> _GOAL_
Identify the lines that include the word "JSON", then copy all of them.

— begin THE INPUT —

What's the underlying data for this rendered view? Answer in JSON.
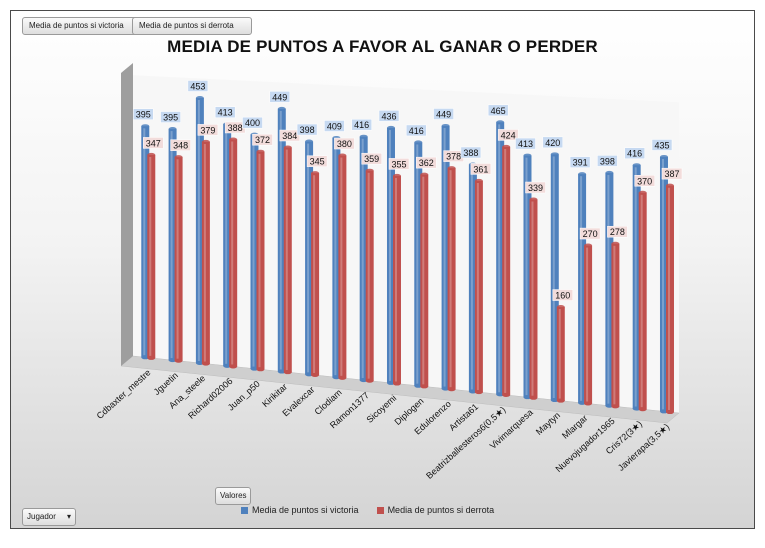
{
  "pivot_buttons": {
    "series_a": "Media de puntos si victoria",
    "series_b": "Media de puntos si derrota",
    "values": "Valores",
    "axis_field": "Jugador"
  },
  "colors": {
    "victoria": "#4f81bd",
    "derrota": "#c0504d",
    "victoria_label_bg": "#c6d9f1",
    "derrota_label_bg": "#f2dcdb"
  },
  "chart_data": {
    "type": "bar",
    "title": "MEDIA DE PUNTOS A FAVOR AL GANAR O PERDER",
    "xlabel": "Jugador",
    "ylabel": "",
    "ylim": [
      0,
      480
    ],
    "categories": [
      "Cdbaxter_mestre",
      "Jguetin",
      "Ana_steele",
      "Richard02006",
      "Juan_p50",
      "Kirikitar",
      "Evalexcar",
      "Clodiam",
      "Ramon1377",
      "Sicoyemi",
      "Diplogen",
      "Edulorenzo",
      "Artista61",
      "Beatrizballesteros6(0,5★)",
      "Vivimarquesa",
      "Maytyn",
      "Mlargar",
      "Nuevojugador1965",
      "Cris72(3★)",
      "Javierapa(3,5★)"
    ],
    "series": [
      {
        "name": "Media de puntos si victoria",
        "values": [
          395,
          395,
          453,
          413,
          400,
          449,
          398,
          409,
          416,
          436,
          416,
          449,
          388,
          465,
          413,
          420,
          391,
          398,
          416,
          435
        ]
      },
      {
        "name": "Media de puntos si derrota",
        "values": [
          347,
          348,
          379,
          388,
          372,
          384,
          345,
          380,
          359,
          355,
          362,
          378,
          361,
          424,
          339,
          160,
          270,
          278,
          370,
          387
        ]
      }
    ],
    "legend_position": "bottom"
  }
}
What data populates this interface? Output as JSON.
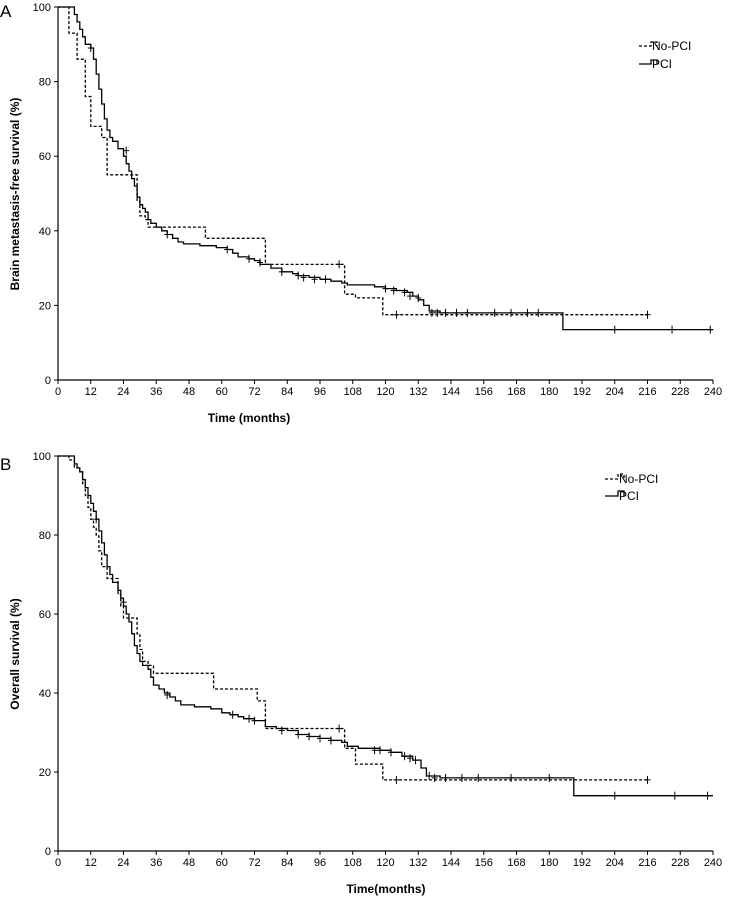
{
  "chart_data": [
    {
      "panel_label": "A",
      "type": "line",
      "subtype": "kaplan-meier",
      "title": "",
      "xlabel": "Time (months)",
      "ylabel": "Brain metastasis-free survival (%)",
      "xlim": [
        0,
        240
      ],
      "ylim": [
        0,
        100
      ],
      "xticks": [
        0,
        12,
        24,
        36,
        48,
        60,
        72,
        84,
        96,
        108,
        120,
        132,
        144,
        156,
        168,
        180,
        192,
        204,
        216,
        228,
        240
      ],
      "yticks": [
        0,
        20,
        40,
        60,
        80,
        100
      ],
      "legend_position": "top-right",
      "series": [
        {
          "name": "No-PCI",
          "style": "dashed",
          "steps": [
            [
              0,
              100
            ],
            [
              3,
              100
            ],
            [
              4,
              93
            ],
            [
              6,
              93
            ],
            [
              7,
              86
            ],
            [
              9,
              86
            ],
            [
              10,
              76
            ],
            [
              11,
              76
            ],
            [
              12,
              68
            ],
            [
              15,
              68
            ],
            [
              16,
              65
            ],
            [
              17,
              65
            ],
            [
              18,
              55
            ],
            [
              28,
              55
            ],
            [
              29,
              48
            ],
            [
              30,
              44
            ],
            [
              32,
              43
            ],
            [
              33,
              41
            ],
            [
              53,
              41
            ],
            [
              54,
              38
            ],
            [
              75,
              38
            ],
            [
              76,
              31
            ],
            [
              104,
              31
            ],
            [
              105,
              23
            ],
            [
              107,
              23
            ],
            [
              109,
              22
            ],
            [
              118,
              22
            ],
            [
              119,
              17.5
            ],
            [
              216,
              17.5
            ]
          ],
          "censored": [
            [
              103,
              31
            ],
            [
              124,
              17.5
            ],
            [
              216,
              17.5
            ]
          ]
        },
        {
          "name": "PCI",
          "style": "solid",
          "steps": [
            [
              0,
              100
            ],
            [
              5,
              100
            ],
            [
              6,
              98
            ],
            [
              7,
              96
            ],
            [
              8,
              94
            ],
            [
              9,
              92
            ],
            [
              10,
              90
            ],
            [
              12,
              89
            ],
            [
              13,
              86
            ],
            [
              14,
              82
            ],
            [
              15,
              78
            ],
            [
              16,
              74
            ],
            [
              17,
              70
            ],
            [
              18,
              67
            ],
            [
              19,
              65
            ],
            [
              20,
              64
            ],
            [
              22,
              62
            ],
            [
              24,
              60
            ],
            [
              25,
              58
            ],
            [
              26,
              56
            ],
            [
              27,
              54
            ],
            [
              28,
              52
            ],
            [
              29,
              49
            ],
            [
              30,
              47
            ],
            [
              31,
              46
            ],
            [
              32,
              45
            ],
            [
              33,
              43
            ],
            [
              34,
              42
            ],
            [
              36,
              41
            ],
            [
              38,
              40
            ],
            [
              40,
              39
            ],
            [
              42,
              38
            ],
            [
              44,
              37
            ],
            [
              46,
              36.5
            ],
            [
              52,
              36
            ],
            [
              58,
              35.5
            ],
            [
              62,
              35
            ],
            [
              64,
              34
            ],
            [
              66,
              33
            ],
            [
              70,
              32.5
            ],
            [
              72,
              32
            ],
            [
              74,
              31
            ],
            [
              78,
              30
            ],
            [
              82,
              29
            ],
            [
              86,
              28.5
            ],
            [
              88,
              28
            ],
            [
              92,
              27.5
            ],
            [
              96,
              27
            ],
            [
              100,
              26.5
            ],
            [
              104,
              26
            ],
            [
              106,
              25.5
            ],
            [
              116,
              25
            ],
            [
              120,
              24.5
            ],
            [
              124,
              24
            ],
            [
              128,
              23.5
            ],
            [
              130,
              22.5
            ],
            [
              132,
              21.5
            ],
            [
              134,
              20
            ],
            [
              136,
              18.5
            ],
            [
              140,
              18
            ],
            [
              184,
              18
            ],
            [
              185,
              13.5
            ],
            [
              240,
              13.5
            ]
          ],
          "censored": [
            [
              12,
              89
            ],
            [
              25,
              61.5
            ],
            [
              40,
              39
            ],
            [
              62,
              35
            ],
            [
              70,
              32.5
            ],
            [
              74,
              31.5
            ],
            [
              82,
              29
            ],
            [
              88,
              28
            ],
            [
              90,
              27.5
            ],
            [
              94,
              27
            ],
            [
              98,
              27
            ],
            [
              120,
              24.5
            ],
            [
              123,
              24
            ],
            [
              127,
              23.5
            ],
            [
              129,
              22.5
            ],
            [
              132,
              22
            ],
            [
              137,
              18
            ],
            [
              139,
              18
            ],
            [
              142,
              18
            ],
            [
              146,
              18
            ],
            [
              150,
              18
            ],
            [
              160,
              18
            ],
            [
              166,
              18
            ],
            [
              172,
              18
            ],
            [
              176,
              18
            ],
            [
              204,
              13.5
            ],
            [
              225,
              13.5
            ],
            [
              239,
              13.5
            ]
          ]
        }
      ]
    },
    {
      "panel_label": "B",
      "type": "line",
      "subtype": "kaplan-meier",
      "title": "",
      "xlabel": "Time(months)",
      "ylabel": "Overall survival (%)",
      "xlim": [
        0,
        240
      ],
      "ylim": [
        0,
        100
      ],
      "xticks": [
        0,
        12,
        24,
        36,
        48,
        60,
        72,
        84,
        96,
        108,
        120,
        132,
        144,
        156,
        168,
        180,
        192,
        204,
        216,
        228,
        240
      ],
      "yticks": [
        0,
        20,
        40,
        60,
        80,
        100
      ],
      "legend_position": "top-right",
      "series": [
        {
          "name": "No-PCI",
          "style": "dashed",
          "steps": [
            [
              0,
              100
            ],
            [
              3,
              100
            ],
            [
              4,
              99
            ],
            [
              6,
              97
            ],
            [
              8,
              96
            ],
            [
              9,
              93
            ],
            [
              10,
              90
            ],
            [
              11,
              87
            ],
            [
              12,
              84
            ],
            [
              13,
              82
            ],
            [
              14,
              80
            ],
            [
              15,
              76
            ],
            [
              16,
              72
            ],
            [
              18,
              69
            ],
            [
              21,
              69
            ],
            [
              22,
              65
            ],
            [
              23,
              62
            ],
            [
              24,
              59
            ],
            [
              28,
              59
            ],
            [
              29,
              55
            ],
            [
              30,
              51
            ],
            [
              31,
              48
            ],
            [
              33,
              47
            ],
            [
              35,
              45
            ],
            [
              56,
              45
            ],
            [
              57,
              41
            ],
            [
              72,
              41
            ],
            [
              73,
              38
            ],
            [
              75,
              38
            ],
            [
              76,
              31
            ],
            [
              104,
              31
            ],
            [
              105,
              26
            ],
            [
              108,
              26
            ],
            [
              109,
              22
            ],
            [
              118,
              22
            ],
            [
              119,
              18
            ],
            [
              216,
              18
            ]
          ],
          "censored": [
            [
              103,
              31
            ],
            [
              124,
              18
            ],
            [
              216,
              18
            ]
          ]
        },
        {
          "name": "PCI",
          "style": "solid",
          "steps": [
            [
              0,
              100
            ],
            [
              5,
              100
            ],
            [
              6,
              98
            ],
            [
              7,
              97
            ],
            [
              8,
              96
            ],
            [
              9,
              94
            ],
            [
              10,
              92
            ],
            [
              11,
              90
            ],
            [
              12,
              88
            ],
            [
              13,
              86
            ],
            [
              14,
              84
            ],
            [
              15,
              81
            ],
            [
              16,
              78
            ],
            [
              17,
              75
            ],
            [
              18,
              72
            ],
            [
              19,
              70
            ],
            [
              20,
              68
            ],
            [
              22,
              66
            ],
            [
              23,
              64
            ],
            [
              24,
              62
            ],
            [
              25,
              60
            ],
            [
              26,
              58
            ],
            [
              27,
              55
            ],
            [
              28,
              52
            ],
            [
              29,
              50
            ],
            [
              30,
              48
            ],
            [
              31,
              47
            ],
            [
              33,
              46
            ],
            [
              34,
              44
            ],
            [
              35,
              42
            ],
            [
              37,
              41
            ],
            [
              39,
              40
            ],
            [
              41,
              39
            ],
            [
              43,
              38
            ],
            [
              45,
              37
            ],
            [
              50,
              36.5
            ],
            [
              56,
              36
            ],
            [
              60,
              35
            ],
            [
              63,
              34.5
            ],
            [
              66,
              34
            ],
            [
              68,
              33.5
            ],
            [
              72,
              33
            ],
            [
              76,
              31.5
            ],
            [
              80,
              31
            ],
            [
              84,
              30.5
            ],
            [
              88,
              29.5
            ],
            [
              92,
              29
            ],
            [
              96,
              28.5
            ],
            [
              100,
              28
            ],
            [
              104,
              27.5
            ],
            [
              106,
              26.5
            ],
            [
              110,
              26
            ],
            [
              118,
              25.5
            ],
            [
              122,
              25
            ],
            [
              126,
              24
            ],
            [
              130,
              23
            ],
            [
              133,
              21
            ],
            [
              135,
              19
            ],
            [
              140,
              18.5
            ],
            [
              188,
              18.5
            ],
            [
              189,
              14
            ],
            [
              240,
              14
            ]
          ],
          "censored": [
            [
              14,
              84
            ],
            [
              24,
              63
            ],
            [
              40,
              39.5
            ],
            [
              64,
              34.5
            ],
            [
              70,
              33.5
            ],
            [
              72,
              33
            ],
            [
              82,
              30.5
            ],
            [
              88,
              29.5
            ],
            [
              92,
              29
            ],
            [
              96,
              28.5
            ],
            [
              100,
              28
            ],
            [
              116,
              25.5
            ],
            [
              118,
              25.5
            ],
            [
              122,
              25
            ],
            [
              127,
              24
            ],
            [
              129,
              23.5
            ],
            [
              131,
              23
            ],
            [
              136,
              19
            ],
            [
              138,
              18.5
            ],
            [
              142,
              18.5
            ],
            [
              148,
              18.5
            ],
            [
              154,
              18.5
            ],
            [
              166,
              18.5
            ],
            [
              180,
              18.5
            ],
            [
              204,
              14
            ],
            [
              226,
              14
            ],
            [
              238,
              14
            ]
          ]
        }
      ]
    }
  ]
}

— end THE INPUT —

> _ANSWER TO THIS PROBLEM_
What's the underlying data for this rendered view? Answer in JSON.
What data populates this interface? Output as JSON.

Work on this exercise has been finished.